# Stated problem
Search the material and gather each line with "adult" in it.

# Extracted material
......

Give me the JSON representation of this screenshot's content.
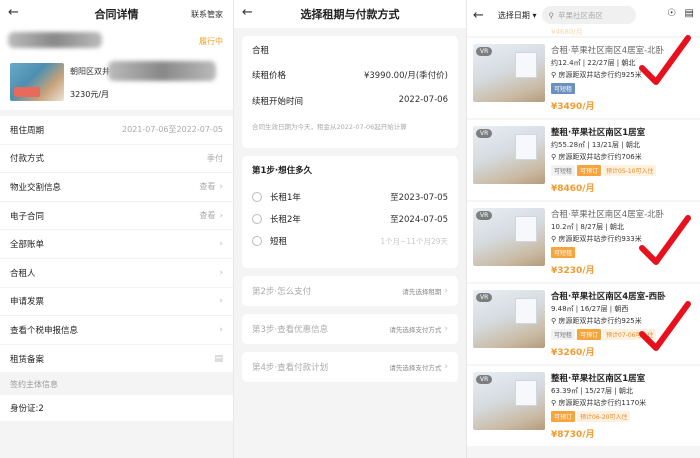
{
  "panel1": {
    "title": "合同详情",
    "contact": "联系管家",
    "status": "履行中",
    "address_prefix": "朝阳区双井",
    "price": "3230元/月",
    "rows": [
      {
        "label": "租住周期",
        "value": "2021-07-06至2022-07-05",
        "chevron": false
      },
      {
        "label": "付款方式",
        "value": "季付",
        "chevron": false
      },
      {
        "label": "物业交割信息",
        "value": "查看",
        "chevron": true
      },
      {
        "label": "电子合同",
        "value": "查看",
        "chevron": true
      },
      {
        "label": "全部账单",
        "value": "",
        "chevron": true
      },
      {
        "label": "合租人",
        "value": "",
        "chevron": true
      },
      {
        "label": "申请发票",
        "value": "",
        "chevron": true
      },
      {
        "label": "查看个税申报信息",
        "value": "",
        "chevron": true
      },
      {
        "label": "租赁备案",
        "value": "",
        "chevron": false
      }
    ],
    "section": "签约主体信息",
    "id_label": "身份证:2"
  },
  "panel2": {
    "title": "选择租期与付款方式",
    "card_title": "合租",
    "renew_price_label": "续租价格",
    "renew_price_value": "¥3990.00/月(季付价)",
    "renew_start_label": "续租开始时间",
    "renew_start_value": "2022-07-06",
    "note": "合同生效日期为今天，租金从2022-07-06起开始计算",
    "step1": "第1步·想住多久",
    "options": [
      {
        "label": "长租1年",
        "value": "至2023-07-05"
      },
      {
        "label": "长租2年",
        "value": "至2024-07-05"
      },
      {
        "label": "短租",
        "value": "1个月~11个月29天"
      }
    ],
    "steps": [
      {
        "label": "第2步·怎么支付",
        "hint": "请先选择租期"
      },
      {
        "label": "第3步·查看优惠信息",
        "hint": "请先选择支付方式"
      },
      {
        "label": "第4步·查看付款计划",
        "hint": "请先选择支付方式"
      }
    ]
  },
  "panel3": {
    "date_select": "选择日期 ▾",
    "search_placeholder": "苹果社区南区",
    "top_price": "¥4680/月",
    "listings": [
      {
        "title": "合租·苹果社区南区4居室-北卧",
        "specs": "约12.4㎡ | 22/27层 | 朝北",
        "dist": "房源距双井站步行约925米",
        "tags": [
          {
            "t": "可短租",
            "c": "blue"
          }
        ],
        "price": "¥3490/月",
        "grey": true,
        "check": true
      },
      {
        "title": "整租·苹果社区南区1居室",
        "specs": "约55.28㎡ | 13/21层 | 朝北",
        "dist": "房源距双井站步行约706米",
        "tags": [
          {
            "t": "可短租",
            "c": "grey"
          },
          {
            "t": "可预订",
            "c": "orange"
          },
          {
            "t": "预计05-10可入住",
            "c": "orangeLight"
          }
        ],
        "price": "¥8460/月",
        "grey": false,
        "check": false
      },
      {
        "title": "合租·苹果社区南区4居室-北卧",
        "specs": "10.2㎡ | 8/27层 | 朝北",
        "dist": "房源距双井站步行约933米",
        "tags": [
          {
            "t": "可短租",
            "c": "orange"
          }
        ],
        "price": "¥3230/月",
        "grey": true,
        "check": true
      },
      {
        "title": "合租·苹果社区南区4居室-西卧",
        "specs": "9.48㎡ | 16/27层 | 朝西",
        "dist": "房源距双井站步行约925米",
        "tags": [
          {
            "t": "可短租",
            "c": "grey"
          },
          {
            "t": "可预订",
            "c": "orange"
          },
          {
            "t": "预计07-06可入住",
            "c": "orangeLight"
          }
        ],
        "price": "¥3260/月",
        "grey": false,
        "check": true
      },
      {
        "title": "整租·苹果社区南区1居室",
        "specs": "63.39㎡ | 15/27层 | 朝北",
        "dist": "房源距双井站步行约1170米",
        "tags": [
          {
            "t": "可预订",
            "c": "orange"
          },
          {
            "t": "预计06-20可入住",
            "c": "orangeLight"
          }
        ],
        "price": "¥8730/月",
        "grey": false,
        "check": false
      }
    ],
    "vr": "VR",
    "colors": {
      "price": "#f29a2e",
      "check": "#e8101c"
    }
  }
}
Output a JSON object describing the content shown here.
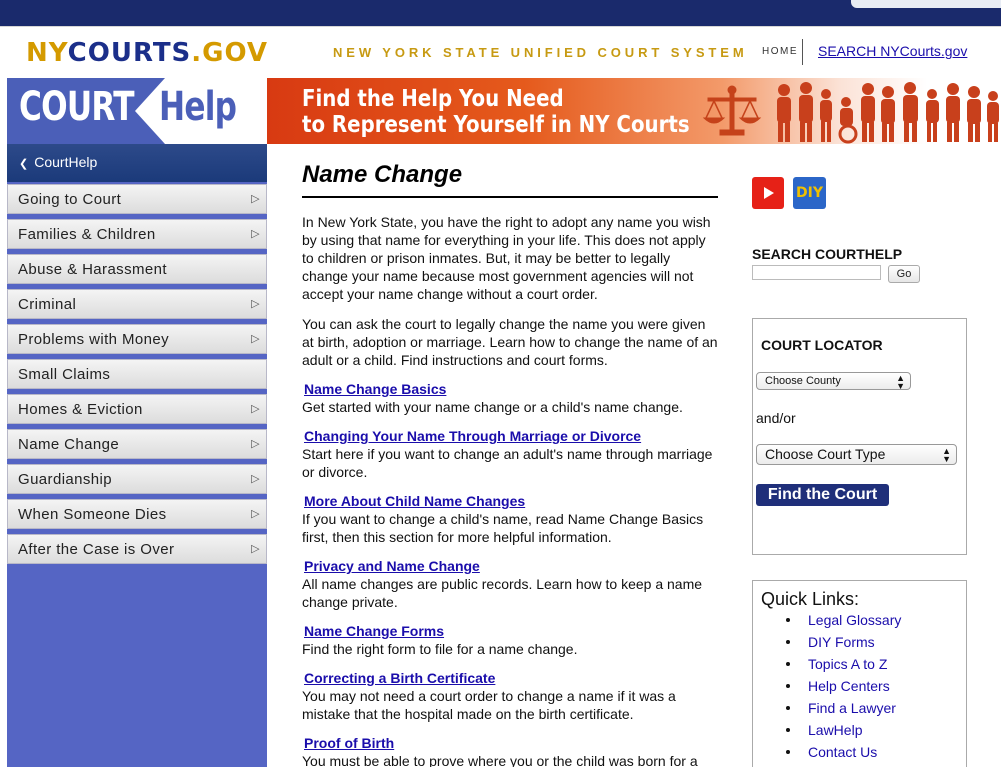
{
  "header": {
    "logo": {
      "ny": "NY",
      "courts": "COURTS",
      "gov": ".GOV"
    },
    "tagline": "NEW YORK STATE UNIFIED COURT SYSTEM",
    "home_link": "HOME",
    "search_link": "SEARCH NYCourts.gov"
  },
  "banner": {
    "logo_court": "COURT",
    "logo_help": "Help",
    "headline_line1": "Find the Help You Need",
    "headline_line2": "to Represent Yourself in NY Courts",
    "accent_color": "#d83a12"
  },
  "sidebar": {
    "home_label": "CourtHelp",
    "items": [
      {
        "label": "Going to Court",
        "has_submenu": true
      },
      {
        "label": "Families & Children",
        "has_submenu": true
      },
      {
        "label": "Abuse & Harassment",
        "has_submenu": false
      },
      {
        "label": "Criminal",
        "has_submenu": true
      },
      {
        "label": "Problems with Money",
        "has_submenu": true
      },
      {
        "label": "Small Claims",
        "has_submenu": false
      },
      {
        "label": "Homes & Eviction",
        "has_submenu": true
      },
      {
        "label": "Name Change",
        "has_submenu": true
      },
      {
        "label": "Guardianship",
        "has_submenu": true
      },
      {
        "label": "When Someone Dies",
        "has_submenu": true
      },
      {
        "label": "After the Case is Over",
        "has_submenu": true
      }
    ]
  },
  "main": {
    "title": "Name Change",
    "intro": [
      "In New York State, you have the right to adopt any name you wish by using that name for everything in your life. This does not apply to children or prison inmates. But, it may be better to legally change your name because most government agencies will not accept your name change without a court order.",
      "You can ask the court to legally change the name you were given at birth, adoption or marriage. Learn how to change the name of an adult or a child. Find instructions and court forms."
    ],
    "topics": [
      {
        "link": "Name Change Basics",
        "desc": "Get started with your name change or a child's name change."
      },
      {
        "link": "Changing Your Name Through Marriage or Divorce",
        "desc": "Start here if you want to change an adult's name through marriage or divorce."
      },
      {
        "link": "More About Child Name Changes",
        "desc": "If you want to change a child's name, read Name Change Basics first, then this section for more helpful information."
      },
      {
        "link": "Privacy and Name Change",
        "desc": "All name changes are public records. Learn how to keep a name change private."
      },
      {
        "link": "Name Change Forms",
        "desc": "Find the right form to file for a name change."
      },
      {
        "link": "Correcting a Birth Certificate",
        "desc": "You may not need a court order to change a name if it was a mistake that the hospital made on the birth certificate."
      },
      {
        "link": "Proof of Birth",
        "desc": "You must be able to prove where you or the child was born for a name change."
      }
    ]
  },
  "right": {
    "media": {
      "youtube_icon": "youtube-icon",
      "diy_label": "DIY"
    },
    "search": {
      "label": "SEARCH COURTHELP",
      "value": "",
      "button": "Go"
    },
    "locator": {
      "title": "COURT LOCATOR",
      "county_select": "Choose County",
      "and_or": "and/or",
      "court_type_select": "Choose Court Type",
      "find_button": "Find the Court"
    },
    "quick_links": {
      "title": "Quick Links:",
      "links": [
        "Legal Glossary",
        "DIY Forms",
        "Topics A to Z",
        "Help Centers",
        "Find a Lawyer",
        "LawHelp",
        "Contact Us"
      ]
    }
  }
}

......

# Result of this exercise
      "You can ask the court to legally change the name you were given at birth, adoption or marriage. Learn how to change the name of an adult or a child. Find instructions and court forms."
        "desc": "Start here if you want to change an adult's name through marriage or divorce."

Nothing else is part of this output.